● To do: Determine which lines contain the word "JSON", then copy those lines.

########

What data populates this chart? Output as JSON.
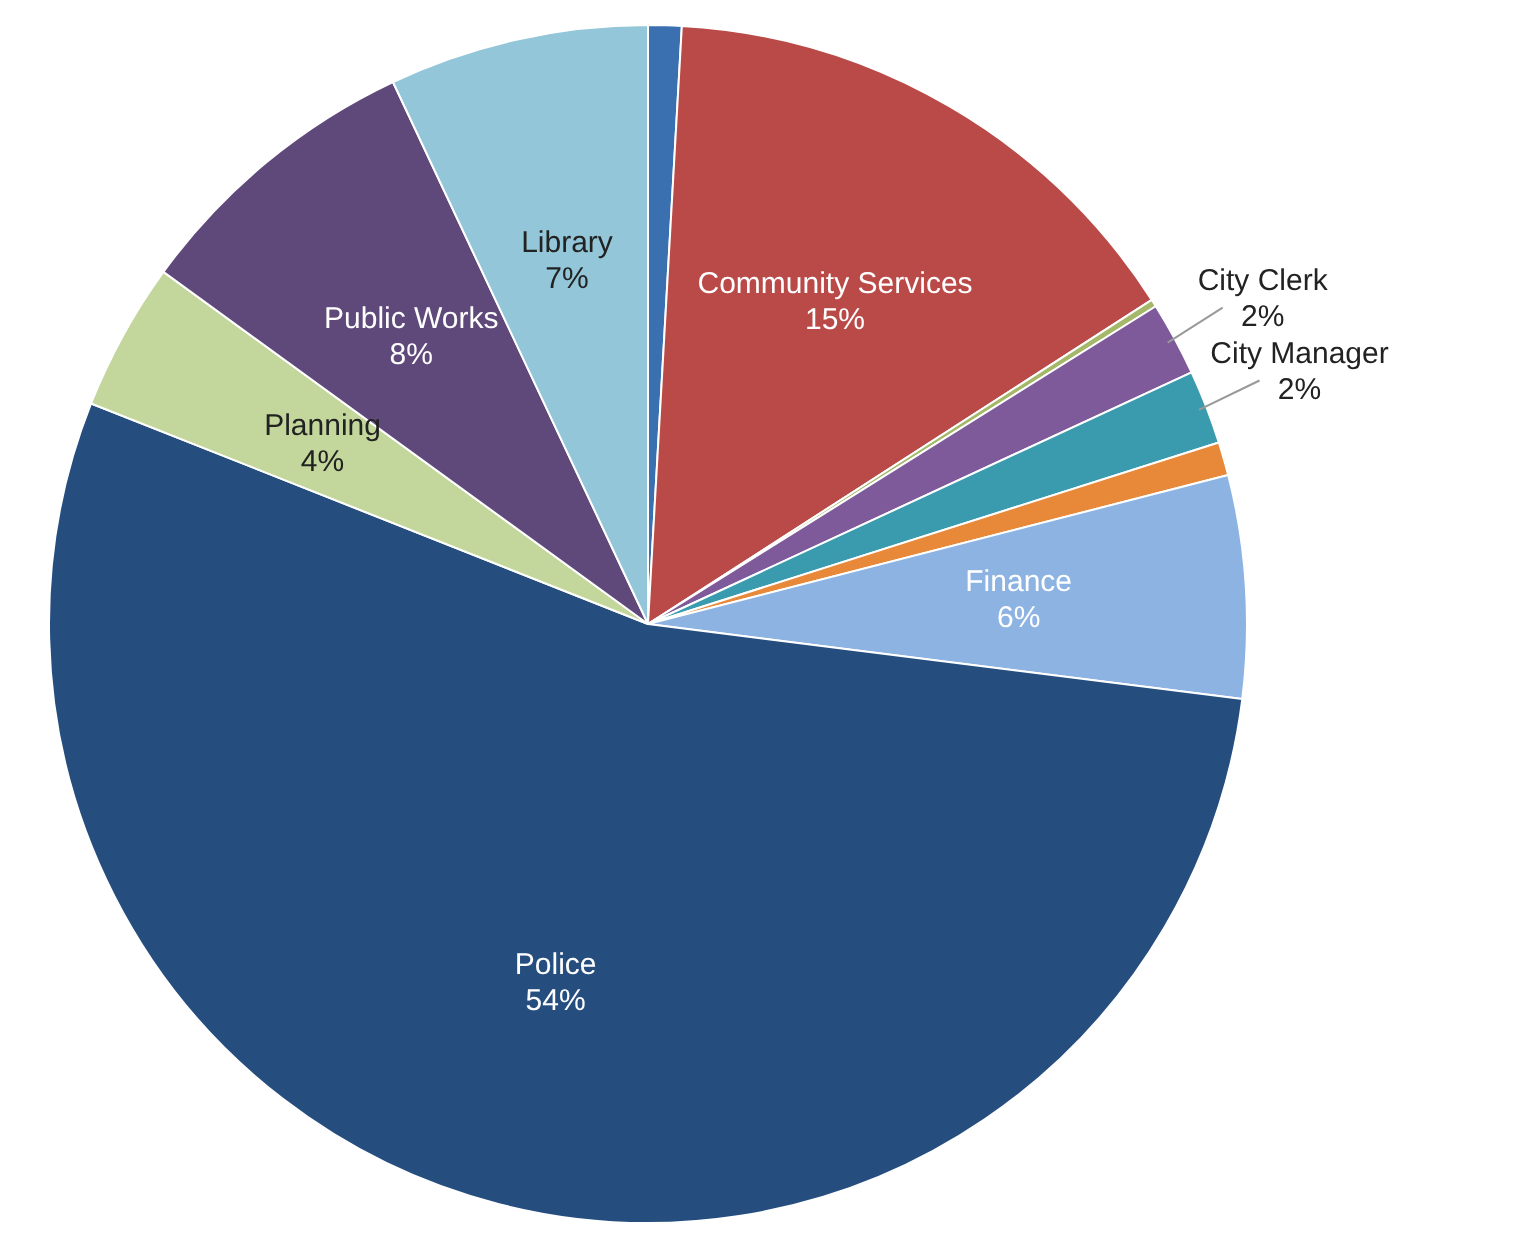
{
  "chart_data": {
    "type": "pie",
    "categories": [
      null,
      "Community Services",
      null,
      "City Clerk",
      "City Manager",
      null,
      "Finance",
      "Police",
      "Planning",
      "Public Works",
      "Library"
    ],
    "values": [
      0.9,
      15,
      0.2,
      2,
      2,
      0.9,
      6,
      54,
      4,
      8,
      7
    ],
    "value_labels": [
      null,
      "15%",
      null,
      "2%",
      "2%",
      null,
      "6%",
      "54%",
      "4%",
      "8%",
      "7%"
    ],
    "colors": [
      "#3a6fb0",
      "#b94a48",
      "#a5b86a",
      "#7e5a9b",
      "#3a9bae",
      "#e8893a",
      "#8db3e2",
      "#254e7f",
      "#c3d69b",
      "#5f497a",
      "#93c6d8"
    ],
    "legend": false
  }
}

########

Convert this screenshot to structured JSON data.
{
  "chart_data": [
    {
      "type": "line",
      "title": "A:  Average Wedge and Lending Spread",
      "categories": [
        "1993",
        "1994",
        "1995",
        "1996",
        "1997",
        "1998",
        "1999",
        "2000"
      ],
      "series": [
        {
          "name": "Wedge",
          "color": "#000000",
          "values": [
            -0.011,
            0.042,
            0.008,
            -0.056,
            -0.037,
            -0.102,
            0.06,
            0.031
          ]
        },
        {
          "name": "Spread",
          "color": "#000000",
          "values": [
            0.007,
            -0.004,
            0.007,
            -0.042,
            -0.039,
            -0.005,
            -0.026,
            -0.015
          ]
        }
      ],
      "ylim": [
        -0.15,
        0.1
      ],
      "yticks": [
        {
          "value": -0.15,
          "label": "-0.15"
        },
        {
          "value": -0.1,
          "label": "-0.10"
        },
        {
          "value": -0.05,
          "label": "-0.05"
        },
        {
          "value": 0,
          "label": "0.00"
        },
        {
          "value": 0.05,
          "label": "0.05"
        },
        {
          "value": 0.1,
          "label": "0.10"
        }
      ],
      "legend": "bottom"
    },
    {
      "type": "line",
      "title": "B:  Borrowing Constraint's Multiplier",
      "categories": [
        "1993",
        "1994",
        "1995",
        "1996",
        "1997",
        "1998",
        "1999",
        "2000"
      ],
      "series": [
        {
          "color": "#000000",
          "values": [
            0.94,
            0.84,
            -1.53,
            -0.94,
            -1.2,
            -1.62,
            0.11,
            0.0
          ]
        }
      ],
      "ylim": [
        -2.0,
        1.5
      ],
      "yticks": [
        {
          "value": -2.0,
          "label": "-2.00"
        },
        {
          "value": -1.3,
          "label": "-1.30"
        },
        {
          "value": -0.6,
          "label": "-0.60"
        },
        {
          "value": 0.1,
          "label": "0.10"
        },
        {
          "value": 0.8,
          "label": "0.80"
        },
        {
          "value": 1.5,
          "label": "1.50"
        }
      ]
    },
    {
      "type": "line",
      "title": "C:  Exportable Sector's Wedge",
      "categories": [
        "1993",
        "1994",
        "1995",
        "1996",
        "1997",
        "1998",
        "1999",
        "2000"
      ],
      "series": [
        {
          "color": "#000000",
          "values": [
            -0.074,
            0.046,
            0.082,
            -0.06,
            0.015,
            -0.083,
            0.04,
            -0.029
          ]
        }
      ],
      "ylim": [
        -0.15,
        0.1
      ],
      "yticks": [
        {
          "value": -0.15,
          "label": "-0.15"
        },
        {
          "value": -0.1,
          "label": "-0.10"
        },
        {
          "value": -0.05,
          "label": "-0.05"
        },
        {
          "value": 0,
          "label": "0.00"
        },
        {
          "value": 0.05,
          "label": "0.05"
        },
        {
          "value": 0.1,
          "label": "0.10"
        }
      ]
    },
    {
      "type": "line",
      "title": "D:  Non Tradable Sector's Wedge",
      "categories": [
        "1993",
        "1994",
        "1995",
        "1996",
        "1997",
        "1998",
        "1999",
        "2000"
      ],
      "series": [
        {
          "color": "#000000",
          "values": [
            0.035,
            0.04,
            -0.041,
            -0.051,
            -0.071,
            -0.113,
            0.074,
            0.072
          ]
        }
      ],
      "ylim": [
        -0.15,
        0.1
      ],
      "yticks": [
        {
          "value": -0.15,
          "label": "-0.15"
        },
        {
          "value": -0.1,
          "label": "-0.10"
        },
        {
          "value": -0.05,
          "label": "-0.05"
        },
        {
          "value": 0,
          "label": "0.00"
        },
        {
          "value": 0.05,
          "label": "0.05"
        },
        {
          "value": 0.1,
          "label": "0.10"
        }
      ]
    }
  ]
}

########

● Worked solution:
What data populates this chart? Output as JSON.
Convert this screenshot to structured JSON data.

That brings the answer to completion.